The entries are to be output in full, word for word.

DATASET CONTENT section start

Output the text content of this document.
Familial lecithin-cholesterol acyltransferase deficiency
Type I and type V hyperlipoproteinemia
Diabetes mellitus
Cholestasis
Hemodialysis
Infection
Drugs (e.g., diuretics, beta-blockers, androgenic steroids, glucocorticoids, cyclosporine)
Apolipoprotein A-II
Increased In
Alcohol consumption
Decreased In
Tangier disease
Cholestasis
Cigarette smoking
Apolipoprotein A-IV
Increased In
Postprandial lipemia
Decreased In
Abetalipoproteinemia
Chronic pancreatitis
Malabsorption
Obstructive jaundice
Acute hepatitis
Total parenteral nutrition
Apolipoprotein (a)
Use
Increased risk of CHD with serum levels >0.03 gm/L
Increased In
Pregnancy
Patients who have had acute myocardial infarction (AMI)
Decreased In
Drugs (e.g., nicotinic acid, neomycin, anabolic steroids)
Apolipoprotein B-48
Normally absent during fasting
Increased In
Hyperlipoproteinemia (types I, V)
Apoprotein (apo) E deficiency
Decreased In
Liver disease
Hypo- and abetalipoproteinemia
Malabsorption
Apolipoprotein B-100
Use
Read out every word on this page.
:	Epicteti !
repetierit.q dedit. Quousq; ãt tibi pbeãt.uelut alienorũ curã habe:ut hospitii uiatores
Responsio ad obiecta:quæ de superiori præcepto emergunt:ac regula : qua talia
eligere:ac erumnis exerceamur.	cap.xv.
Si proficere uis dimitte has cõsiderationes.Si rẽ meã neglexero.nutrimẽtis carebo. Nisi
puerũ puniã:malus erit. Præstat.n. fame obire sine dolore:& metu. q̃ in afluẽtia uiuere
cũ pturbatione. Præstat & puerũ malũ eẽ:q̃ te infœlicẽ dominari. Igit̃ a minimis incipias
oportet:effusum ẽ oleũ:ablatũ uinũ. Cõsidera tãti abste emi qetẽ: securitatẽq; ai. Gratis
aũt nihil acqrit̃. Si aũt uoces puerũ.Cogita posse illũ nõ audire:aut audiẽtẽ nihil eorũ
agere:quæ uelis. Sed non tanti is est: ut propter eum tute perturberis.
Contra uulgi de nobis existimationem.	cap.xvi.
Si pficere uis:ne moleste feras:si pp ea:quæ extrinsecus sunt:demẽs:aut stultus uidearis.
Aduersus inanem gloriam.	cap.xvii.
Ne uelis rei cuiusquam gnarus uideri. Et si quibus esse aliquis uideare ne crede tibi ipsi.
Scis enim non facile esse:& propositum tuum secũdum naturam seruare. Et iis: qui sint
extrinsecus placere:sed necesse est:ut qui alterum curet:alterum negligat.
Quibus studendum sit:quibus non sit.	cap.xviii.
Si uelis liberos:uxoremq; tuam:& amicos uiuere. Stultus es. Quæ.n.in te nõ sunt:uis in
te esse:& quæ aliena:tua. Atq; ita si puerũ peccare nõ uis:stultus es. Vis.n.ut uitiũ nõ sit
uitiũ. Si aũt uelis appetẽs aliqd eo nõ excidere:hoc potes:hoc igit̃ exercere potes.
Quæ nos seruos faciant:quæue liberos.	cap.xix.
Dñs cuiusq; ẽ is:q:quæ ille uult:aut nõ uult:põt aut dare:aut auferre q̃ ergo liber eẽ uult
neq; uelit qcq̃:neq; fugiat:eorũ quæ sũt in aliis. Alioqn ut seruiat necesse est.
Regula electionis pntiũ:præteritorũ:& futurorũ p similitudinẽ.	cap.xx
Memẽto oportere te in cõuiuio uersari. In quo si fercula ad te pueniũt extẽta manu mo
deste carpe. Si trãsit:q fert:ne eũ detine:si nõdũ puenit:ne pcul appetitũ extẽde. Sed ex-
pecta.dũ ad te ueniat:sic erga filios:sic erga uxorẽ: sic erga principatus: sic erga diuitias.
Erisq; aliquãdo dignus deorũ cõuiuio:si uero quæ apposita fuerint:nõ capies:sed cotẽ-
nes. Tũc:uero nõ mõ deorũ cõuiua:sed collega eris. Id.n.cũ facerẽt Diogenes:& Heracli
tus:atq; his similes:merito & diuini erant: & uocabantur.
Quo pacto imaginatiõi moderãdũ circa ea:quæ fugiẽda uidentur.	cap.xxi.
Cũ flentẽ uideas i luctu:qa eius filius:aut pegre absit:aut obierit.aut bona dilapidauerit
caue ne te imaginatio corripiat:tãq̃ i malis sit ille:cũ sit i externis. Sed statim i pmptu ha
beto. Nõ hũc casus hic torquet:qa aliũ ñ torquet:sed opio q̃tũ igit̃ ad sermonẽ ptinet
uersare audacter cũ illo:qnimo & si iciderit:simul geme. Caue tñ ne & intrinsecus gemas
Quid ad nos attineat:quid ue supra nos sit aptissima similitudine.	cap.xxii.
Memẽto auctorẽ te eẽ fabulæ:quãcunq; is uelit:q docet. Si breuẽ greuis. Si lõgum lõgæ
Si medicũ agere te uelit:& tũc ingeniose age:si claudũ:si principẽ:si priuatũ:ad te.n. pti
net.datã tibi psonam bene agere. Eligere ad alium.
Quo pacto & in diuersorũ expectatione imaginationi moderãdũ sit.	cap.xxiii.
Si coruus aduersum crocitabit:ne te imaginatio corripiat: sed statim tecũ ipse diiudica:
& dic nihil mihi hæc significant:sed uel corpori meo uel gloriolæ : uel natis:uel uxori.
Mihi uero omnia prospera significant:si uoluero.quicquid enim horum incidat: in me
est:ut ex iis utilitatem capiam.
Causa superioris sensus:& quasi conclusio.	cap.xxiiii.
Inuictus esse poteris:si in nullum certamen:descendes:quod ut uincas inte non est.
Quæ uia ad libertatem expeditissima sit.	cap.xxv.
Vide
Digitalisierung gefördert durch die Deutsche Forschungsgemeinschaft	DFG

DATASET CONTENT section end

**EXERCISE RESPONSE:**
Output the text content of this document.
Familial lecithin-cholesterol acyltransferase deficiency
Type I and type V hyperlipoproteinemia
Diabetes mellitus
Cholestasis
Hemodialysis
Infection
Drugs (e.g., diuretics, beta-blockers, androgenic steroids, glucocorticoids, cyclosporine)
Apolipoprotein A-II
Increased In
Alcohol consumption
Decreased In
Tangier disease
Cholestasis
Cigarette smoking
Apolipoprotein A-IV
Increased In
Postprandial lipemia
Decreased In
Abetalipoproteinemia
Chronic pancreatitis
Malabsorption
Obstructive jaundice
Acute hepatitis
Total parenteral nutrition
Apolipoprotein (a)
Use
Increased risk of CHD with serum levels >0.03 gm/L
Increased In
Pregnancy
Patients who have had acute myocardial infarction (AMI)
Decreased In
Drugs (e.g., nicotinic acid, neomycin, anabolic steroids)
Apolipoprotein B-48
Normally absent during fasting
Increased In
Hyperlipoproteinemia (types I, V)
Apoprotein (apo) E deficiency
Decreased In
Liver disease
Hypo- and abetalipoproteinemia
Malabsorption
Apolipoprotein B-100
Use
Read out every word on this page.
:	Epicteti !
repetierit.q dedit. Quousq; ãt tibi pbeãt.uelut alienorũ curã habe:ut hospitii uiatores
Responsio ad obiecta:quæ de superiori præcepto emergunt:ac regula : qua talia
eligere:ac erumnis exerceamur.	cap.xv.
Si proficere uis dimitte has cõsiderationes.Si rẽ meã neglexero.nutrimẽtis carebo. Nisi
puerũ puniã:malus erit. Præstat.n. fame obire sine dolore:& metu. q̃ in afluẽtia uiuere
cũ pturbatione. Præstat & puerũ malũ eẽ:q̃ te infœlicẽ dominari. Igit̃ a minimis incipias
oportet:effusum ẽ oleũ:ablatũ uinũ. Cõsidera tãti abste emi qetẽ: securitatẽq; ai. Gratis
aũt nihil acqrit̃. Si aũt uoces puerũ.Cogita posse illũ nõ audire:aut audiẽtẽ nihil eorũ
agere:quæ uelis. Sed non tanti is est: ut propter eum tute perturberis.
Contra uulgi de nobis existimationem.	cap.xvi.
Si pficere uis:ne moleste feras:si pp ea:quæ extrinsecus sunt:demẽs:aut stultus uidearis.
Aduersus inanem gloriam.	cap.xvii.
Ne uelis rei cuiusquam gnarus uideri. Et si quibus esse aliquis uideare ne crede tibi ipsi.
Scis enim non facile esse:& propositum tuum secũdum naturam seruare. Et iis: qui sint
extrinsecus placere:sed necesse est:ut qui alterum curet:alterum negligat.
Quibus studendum sit:quibus non sit.	cap.xviii.
Si uelis liberos:uxoremq; tuam:& amicos uiuere. Stultus es. Quæ.n.in te nõ sunt:uis in
te esse:& quæ aliena:tua. Atq; ita si puerũ peccare nõ uis:stultus es. Vis.n.ut uitiũ nõ sit
uitiũ. Si aũt uelis appetẽs aliqd eo nõ excidere:hoc potes:hoc igit̃ exercere potes.
Quæ nos seruos faciant:quæue liberos.	cap.xix.
Dñs cuiusq; ẽ is:q:quæ ille uult:aut nõ uult:põt aut dare:aut auferre q̃ ergo liber eẽ uult
neq; uelit qcq̃:neq; fugiat:eorũ quæ sũt in aliis. Alioqn ut seruiat necesse est.
Regula electionis pntiũ:præteritorũ:& futurorũ p similitudinẽ.	cap.xx
Memẽto oportere te in cõuiuio uersari. In quo si fercula ad te pueniũt extẽta manu mo
deste carpe. Si trãsit:q fert:ne eũ detine:si nõdũ puenit:ne pcul appetitũ extẽde. Sed ex-
pecta.dũ ad te ueniat:sic erga filios:sic erga uxorẽ: sic erga principatus: sic erga diuitias.
Erisq; aliquãdo dignus deorũ cõuiuio:si uero quæ apposita fuerint:nõ capies:sed cotẽ-
nes. Tũc:uero nõ mõ deorũ cõuiua:sed collega eris. Id.n.cũ facerẽt Diogenes:& Heracli
tus:atq; his similes:merito & diuini erant: & uocabantur.
Quo pacto imaginatiõi moderãdũ circa ea:quæ fugiẽda uidentur.	cap.xxi.
Cũ flentẽ uideas i luctu:qa eius filius:aut pegre absit:aut obierit.aut bona dilapidauerit
caue ne te imaginatio corripiat:tãq̃ i malis sit ille:cũ sit i externis. Sed statim i pmptu ha
beto. Nõ hũc casus hic torquet:qa aliũ ñ torquet:sed opio q̃tũ igit̃ ad sermonẽ ptinet
uersare audacter cũ illo:qnimo & si iciderit:simul geme. Caue tñ ne & intrinsecus gemas
Quid ad nos attineat:quid ue supra nos sit aptissima similitudine.	cap.xxii.
Memẽto auctorẽ te eẽ fabulæ:quãcunq; is uelit:q docet. Si breuẽ greuis. Si lõgum lõgæ
Si medicũ agere te uelit:& tũc ingeniose age:si claudũ:si principẽ:si priuatũ:ad te.n. pti
net.datã tibi psonam bene agere. Eligere ad alium.
Quo pacto & in diuersorũ expectatione imaginationi moderãdũ sit.	cap.xxiii.
Si coruus aduersum crocitabit:ne te imaginatio corripiat: sed statim tecũ ipse diiudica:
& dic nihil mihi hæc significant:sed uel corpori meo uel gloriolæ : uel natis:uel uxori.
Mihi uero omnia prospera significant:si uoluero.quicquid enim horum incidat: in me
est:ut ex iis utilitatem capiam.
Causa superioris sensus:& quasi conclusio.	cap.xxiiii.
Inuictus esse poteris:si in nullum certamen:descendes:quod ut uincas inte non est.
Quæ uia ad libertatem expeditissima sit.	cap.xxv.
Vide
Digitalisierung gefördert durch die Deutsche Forschungsgemeinschaft	DFG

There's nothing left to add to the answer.